BEGIN Stored rows

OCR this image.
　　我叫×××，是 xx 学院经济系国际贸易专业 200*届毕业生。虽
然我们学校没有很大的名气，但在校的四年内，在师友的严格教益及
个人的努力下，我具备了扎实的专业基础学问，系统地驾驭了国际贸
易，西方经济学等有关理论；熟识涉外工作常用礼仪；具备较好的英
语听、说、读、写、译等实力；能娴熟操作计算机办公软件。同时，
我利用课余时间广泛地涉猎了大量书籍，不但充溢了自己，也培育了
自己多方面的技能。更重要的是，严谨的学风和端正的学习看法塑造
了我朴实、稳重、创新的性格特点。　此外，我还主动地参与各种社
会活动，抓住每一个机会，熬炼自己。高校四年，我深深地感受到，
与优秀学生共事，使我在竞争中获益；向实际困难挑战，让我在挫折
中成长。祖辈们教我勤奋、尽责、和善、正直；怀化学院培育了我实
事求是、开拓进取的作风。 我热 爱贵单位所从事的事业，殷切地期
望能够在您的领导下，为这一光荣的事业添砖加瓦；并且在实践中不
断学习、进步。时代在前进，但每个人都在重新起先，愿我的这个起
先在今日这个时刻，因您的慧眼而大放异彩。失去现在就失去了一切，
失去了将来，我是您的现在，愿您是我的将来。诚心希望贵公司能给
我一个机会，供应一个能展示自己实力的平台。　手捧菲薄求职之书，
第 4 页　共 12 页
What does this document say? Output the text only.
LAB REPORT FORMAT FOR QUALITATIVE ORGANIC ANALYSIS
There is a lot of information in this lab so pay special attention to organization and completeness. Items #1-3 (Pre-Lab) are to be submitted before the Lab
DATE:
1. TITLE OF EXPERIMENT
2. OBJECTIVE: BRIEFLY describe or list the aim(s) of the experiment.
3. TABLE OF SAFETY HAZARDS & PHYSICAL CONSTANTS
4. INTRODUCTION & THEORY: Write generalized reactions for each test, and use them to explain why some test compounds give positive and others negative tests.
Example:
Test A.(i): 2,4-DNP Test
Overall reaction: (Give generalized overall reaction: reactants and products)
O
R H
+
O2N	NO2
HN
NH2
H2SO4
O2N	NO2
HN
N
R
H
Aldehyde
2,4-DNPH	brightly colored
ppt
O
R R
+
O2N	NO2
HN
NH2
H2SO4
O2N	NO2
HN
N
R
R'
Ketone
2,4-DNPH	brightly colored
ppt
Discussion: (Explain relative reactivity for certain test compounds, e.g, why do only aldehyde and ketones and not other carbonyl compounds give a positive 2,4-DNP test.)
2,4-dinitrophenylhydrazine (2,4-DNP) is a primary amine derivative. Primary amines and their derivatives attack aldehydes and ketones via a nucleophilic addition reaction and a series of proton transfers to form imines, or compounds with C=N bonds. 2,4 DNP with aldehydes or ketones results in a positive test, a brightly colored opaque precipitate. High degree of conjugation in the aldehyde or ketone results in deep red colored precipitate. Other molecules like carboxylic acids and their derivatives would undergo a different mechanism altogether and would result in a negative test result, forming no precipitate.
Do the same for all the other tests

END Stored rows

What you need to do: Beginning at the line where "What does this" appears, extract each line through the end of the data above; keep them exact and include nothing else.

Solution for this exercise:
What does this document say? Output the text only.
LAB REPORT FORMAT FOR QUALITATIVE ORGANIC ANALYSIS
There is a lot of information in this lab so pay special attention to organization and completeness. Items #1-3 (Pre-Lab) are to be submitted before the Lab
DATE:
1. TITLE OF EXPERIMENT
2. OBJECTIVE: BRIEFLY describe or list the aim(s) of the experiment.
3. TABLE OF SAFETY HAZARDS & PHYSICAL CONSTANTS
4. INTRODUCTION & THEORY: Write generalized reactions for each test, and use them to explain why some test compounds give positive and others negative tests.
Example:
Test A.(i): 2,4-DNP Test
Overall reaction: (Give generalized overall reaction: reactants and products)
O
R H
+
O2N	NO2
HN
NH2
H2SO4
O2N	NO2
HN
N
R
H
Aldehyde
2,4-DNPH	brightly colored
ppt
O
R R
+
O2N	NO2
HN
NH2
H2SO4
O2N	NO2
HN
N
R
R'
Ketone
2,4-DNPH	brightly colored
ppt
Discussion: (Explain relative reactivity for certain test compounds, e.g, why do only aldehyde and ketones and not other carbonyl compounds give a positive 2,4-DNP test.)
2,4-dinitrophenylhydrazine (2,4-DNP) is a primary amine derivative. Primary amines and their derivatives attack aldehydes and ketones via a nucleophilic addition reaction and a series of proton transfers to form imines, or compounds with C=N bonds. 2,4 DNP with aldehydes or ketones results in a positive test, a brightly colored opaque precipitate. High degree of conjugation in the aldehyde or ketone results in deep red colored precipitate. Other molecules like carboxylic acids and their derivatives would undergo a different mechanism altogether and would result in a negative test result, forming no precipitate.
Do the same for all the other tests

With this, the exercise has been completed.